-- TASK PROMPT --
Lines that contain "title" are to be counted; give only their number.

Records:
-------

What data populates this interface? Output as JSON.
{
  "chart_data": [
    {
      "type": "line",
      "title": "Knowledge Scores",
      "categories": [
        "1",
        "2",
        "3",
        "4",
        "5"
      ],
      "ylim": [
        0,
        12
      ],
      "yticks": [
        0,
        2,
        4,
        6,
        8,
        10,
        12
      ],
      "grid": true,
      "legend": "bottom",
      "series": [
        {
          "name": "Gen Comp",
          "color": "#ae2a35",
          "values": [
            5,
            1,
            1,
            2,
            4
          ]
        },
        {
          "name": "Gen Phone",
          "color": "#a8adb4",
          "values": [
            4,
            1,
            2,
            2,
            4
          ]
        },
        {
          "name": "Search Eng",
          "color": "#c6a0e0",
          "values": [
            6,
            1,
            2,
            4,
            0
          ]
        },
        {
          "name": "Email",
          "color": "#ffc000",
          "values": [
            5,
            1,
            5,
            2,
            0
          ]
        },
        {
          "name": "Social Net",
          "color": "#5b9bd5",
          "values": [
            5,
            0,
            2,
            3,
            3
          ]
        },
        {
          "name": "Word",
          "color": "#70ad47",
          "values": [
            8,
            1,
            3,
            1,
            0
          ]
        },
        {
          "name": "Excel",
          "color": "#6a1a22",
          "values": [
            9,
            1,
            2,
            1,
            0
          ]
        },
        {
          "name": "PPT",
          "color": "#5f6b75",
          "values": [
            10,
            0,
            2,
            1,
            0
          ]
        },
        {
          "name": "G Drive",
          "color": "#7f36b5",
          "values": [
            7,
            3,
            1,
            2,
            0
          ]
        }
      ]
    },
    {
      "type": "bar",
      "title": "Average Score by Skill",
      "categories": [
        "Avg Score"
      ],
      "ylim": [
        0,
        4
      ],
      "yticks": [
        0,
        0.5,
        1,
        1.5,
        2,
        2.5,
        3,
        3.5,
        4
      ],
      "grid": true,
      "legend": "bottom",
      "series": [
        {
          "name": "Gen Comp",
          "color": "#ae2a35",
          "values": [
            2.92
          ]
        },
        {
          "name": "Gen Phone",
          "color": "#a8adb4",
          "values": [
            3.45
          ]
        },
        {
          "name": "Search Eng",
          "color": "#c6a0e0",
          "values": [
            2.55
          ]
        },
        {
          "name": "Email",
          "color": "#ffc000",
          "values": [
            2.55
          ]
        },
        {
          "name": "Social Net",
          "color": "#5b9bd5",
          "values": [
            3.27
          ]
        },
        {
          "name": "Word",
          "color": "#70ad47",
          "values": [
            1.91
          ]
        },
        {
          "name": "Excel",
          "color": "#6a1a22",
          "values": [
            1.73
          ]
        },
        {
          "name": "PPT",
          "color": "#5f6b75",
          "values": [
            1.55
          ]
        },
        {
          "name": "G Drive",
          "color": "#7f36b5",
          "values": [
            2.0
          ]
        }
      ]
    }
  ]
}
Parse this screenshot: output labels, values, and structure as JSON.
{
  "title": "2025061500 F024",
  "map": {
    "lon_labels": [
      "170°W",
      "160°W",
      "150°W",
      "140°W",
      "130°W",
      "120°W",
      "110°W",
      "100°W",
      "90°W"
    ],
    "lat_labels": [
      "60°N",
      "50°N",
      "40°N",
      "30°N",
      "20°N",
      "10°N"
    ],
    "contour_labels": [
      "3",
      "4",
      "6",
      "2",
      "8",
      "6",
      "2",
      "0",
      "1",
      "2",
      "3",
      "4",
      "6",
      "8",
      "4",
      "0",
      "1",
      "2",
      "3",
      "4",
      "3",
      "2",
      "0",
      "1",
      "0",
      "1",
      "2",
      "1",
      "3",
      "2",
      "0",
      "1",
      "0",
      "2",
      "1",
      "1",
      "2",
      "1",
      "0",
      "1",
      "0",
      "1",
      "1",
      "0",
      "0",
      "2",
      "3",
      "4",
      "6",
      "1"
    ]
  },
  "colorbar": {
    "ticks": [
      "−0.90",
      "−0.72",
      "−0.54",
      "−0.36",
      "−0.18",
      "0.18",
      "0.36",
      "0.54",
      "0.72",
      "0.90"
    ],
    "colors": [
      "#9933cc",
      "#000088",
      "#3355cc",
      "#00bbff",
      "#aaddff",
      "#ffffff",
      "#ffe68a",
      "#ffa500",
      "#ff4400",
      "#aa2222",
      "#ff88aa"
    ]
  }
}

-------

-- WRITTEN RESPONSE --
3